■ SELECTED PASSAGE
⁂

Guest Kevin A. Wiggins
Posted

Mike:

I don't need a cite. The BRF discriminates in favors of HCEs during each current year. Every year each HCE benefits from this BRF, even if the HCE entered the plan in a prior year. But for this BRF, the HCE would not - in the current year - have those extra benefits in the plan. This is what Blinky is alluding to.

This BRF is not effectively available to NHCEs. It does discriminate substantially in favor of HCEs during each year, even for those HCEs who joined the plan in a prior year. In fact, in any one year, it benefits all HCEs (assuming all were let in the plan early) but only benefits those NHCEs who joined the employer that year and whom the employer believes will be a HCE in a later year. During any year, no other NHCE has this right to have greater benefits in the plan. That is enough for the IRS to hang its hat on, and I've heard they might be inclined to do so. I would recommend against it.

Blinky:

You say it follows from my argument that contributions must be limited for those who "might" become HCEs in a later year. I don't think that is true. If, however, you are making larger contributions for those NHCEs whom you know, and whom you intend, to become HCEs next year, then I think yes, the same argument applies. Management can't circumvent the discrimination rules by paying themselves less in one year and saying, "Gee, I'm an NHCE, now I can put in more money into my pension plan," and then next year go back to $400,000 of compensation. That is discrimination under any definition. I think that is exactly why the IRS made the effective availability test so facts and cirumstanced based.

Guest Kevin A. Wiggins
Posted

Blinky:

Earlier you said this is not discriminatory under ERISA's discrimination rules. I'm talking about the Internal Revenue Code discrimination rules. Could that be the reason for the difference of opinion?

(FYI, there are no ERISA discrimination rules in this context.)

Posted

We all know that bad facts make bad law. And I wouldn't find it surprising that a court would find an intentional pattern of prospective changes intended to disproportionaly benefit current NHCE's albeit future HCE's as compared to current and future NHCE's to be bad facts worthy of bad law. But it would still be bad law and, upon appeal, one hopes that reason would prevail.

The determination of who is an HCE and who is an NHCE is a fact based analysis, not a facts and circumstances analysis. In the plan year an amendment is effective it is imperative to measure the impact of that amendment on those who are then HCE's and NHCE's. There is absolutely no requirement that I am aware of to re-measure the impact of such an amendment during future periods, except with respect to features applicable to those future periods. That is, when measuring the impact of such an amendment in a future period, you look to the benefits rights and features provided in that future period. To assume that retroactive eligibility is a benefit, right or feature that is to be viewed as providing a current benefit, right or feature in a future period strains credibility to the utmost. And without a citation, I am just as confident as you, but obviously headed in the opposite direction, that there is no way the IRS could or would assert a violation of 401(a)(4).

No matter, let's assume that your position is plausible and then look at the regulations in detail.

⁂

■ DATA SECTION
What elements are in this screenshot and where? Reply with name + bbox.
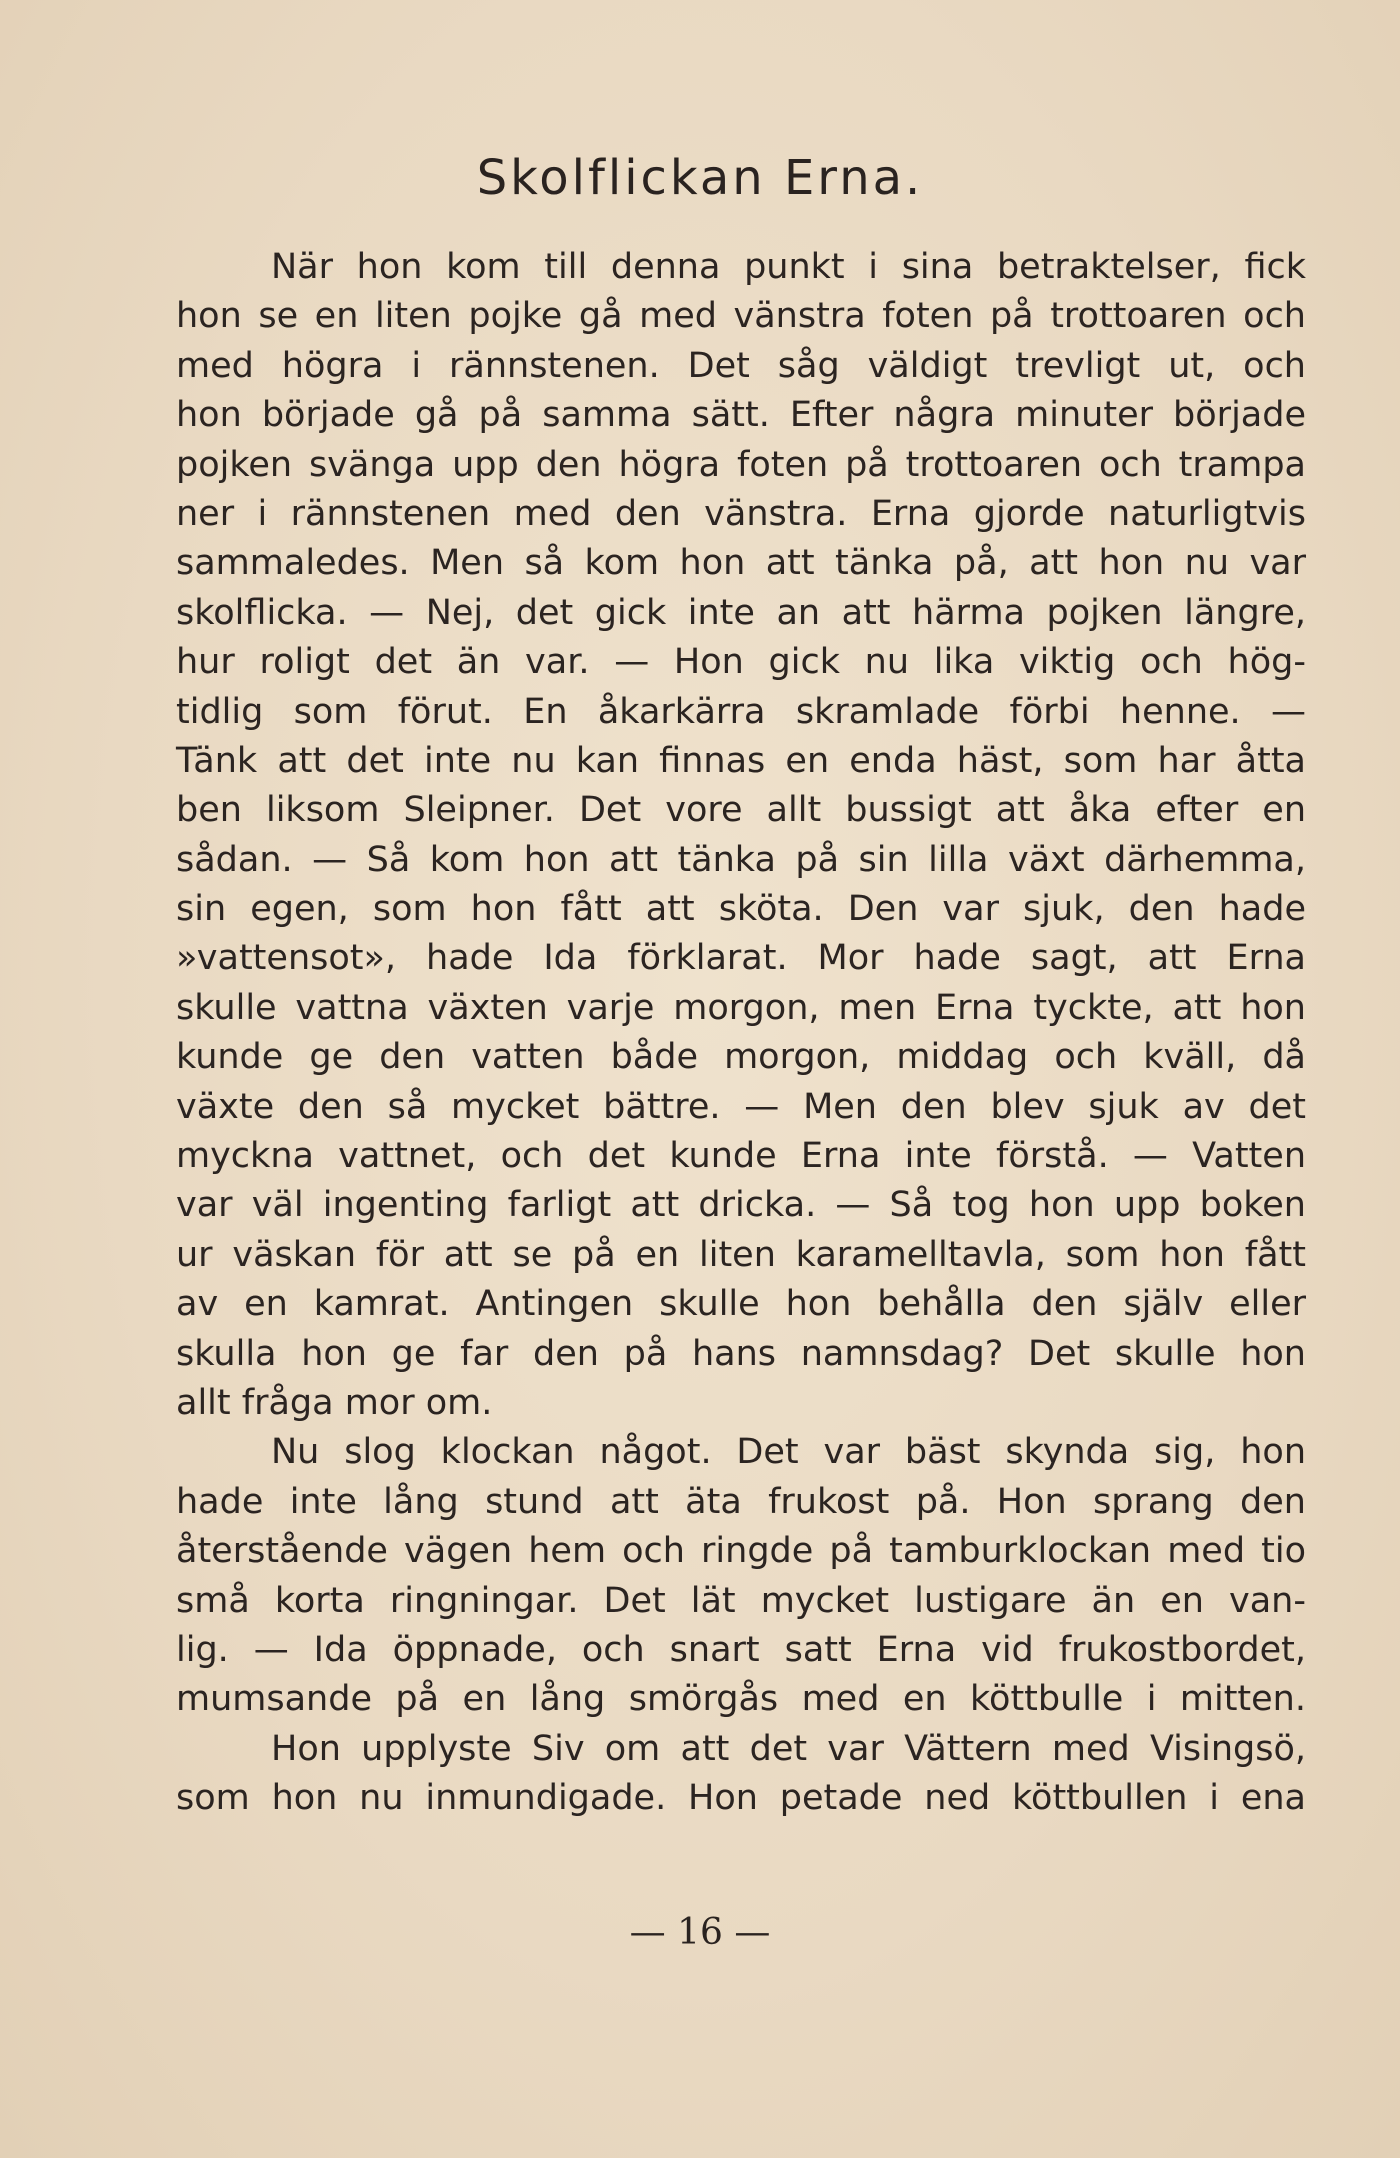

⁂

■ EXERCISE BRIEF
Carry on the forum discussion of retroactive eligibility and the HCE discrimination rules after its last sentence. The listing has no connection to the forum discussion.

■ EXERCISE RESPONSE
First, a general comment. If you don't have a cite, you don't have a leg to stand on. The IRS used to have a requirement that a plan needed to pass a "smell test" in order to be non-discriminatory. With the introduction of the 1.401(a)(4) regulations they made it clear that there was no longer such a standard. Ira Cohen is on tape many, many times stating such. To the extent there remains any need to satisfy anybody's olfactory senses there must be a cite within 1.401(a)(4) that requires it. No cite? No legs.

1.401(a)(4)-5(a)(2) discusses the timing of an amendment. "Whether the timing of a plan amendment or series of plan amendments has the effect of discriminating significantly in favor of HCE's or former HCEs is determined *at the time the plan amendment ***FIRST*** becomes effective* for purposes of section 401(a), based on all of the relevant facts and circumstances."

Measure to your heart's content, but on the date that the amendment in question ***FIRST*** becomes effective it is clearly non-discriminatory because it is providing an enhanced benefit to an NHCE.

So, 1.401(a)(4)-5 doesn’t appear to be your cite with respect to the one-time amendment itself.

Even if you consider the effect of the one-time amendment to really be a series of three plan amendments (three separate provisions): 1) the provisions in effect prior to the amendment in years before the amendment; 2) the provisions in effect for the year during which the amendment is effective; and, 3) the provisions in effect for the years after which the amendment is no longer effective - you do not reach the conclusion that the series of "amendments" is discriminatory under 1.401(a)(4)-5(2).

Clearly the plan before the amendment must be assumed to be non-discriminatory or we have a non-starter. The amendment itself, in the year made, as shown above, is clearly non-discriminatory because it is providing additional benefits to an individual that is an NHCE. So the only chance of encountering a problem is in the year(s) following the year that the amendment is made. How is there a problem in such a future year? If I understand you correctly we must first accept your argument that, and I’m paraphrasing here, “the right to receive earnings on an account balance that exists solely because of the one-time amendment” gives rise to a current benefit, right or feature in this now future plan year. Do I have that right? I, for one, certainly don’t accept your argument.

But, if I understand it correctly, how is this circumstance any different from a plan that provides an enhanced benefit to a group on NHCE’s and finds that in a future plan year all of those NHCE’s has terminated except for a group of employees that are now HCE’s?

Or, a new plan that covers 5 HCE’s and two NHCE’s. One of the NHCE’s terminates so the next year you have 5 HCE’s and one NHCE. Is this subject to the same testing you have asked us to perform above? Does it pass? (I really have no idea what your conclusion would be.)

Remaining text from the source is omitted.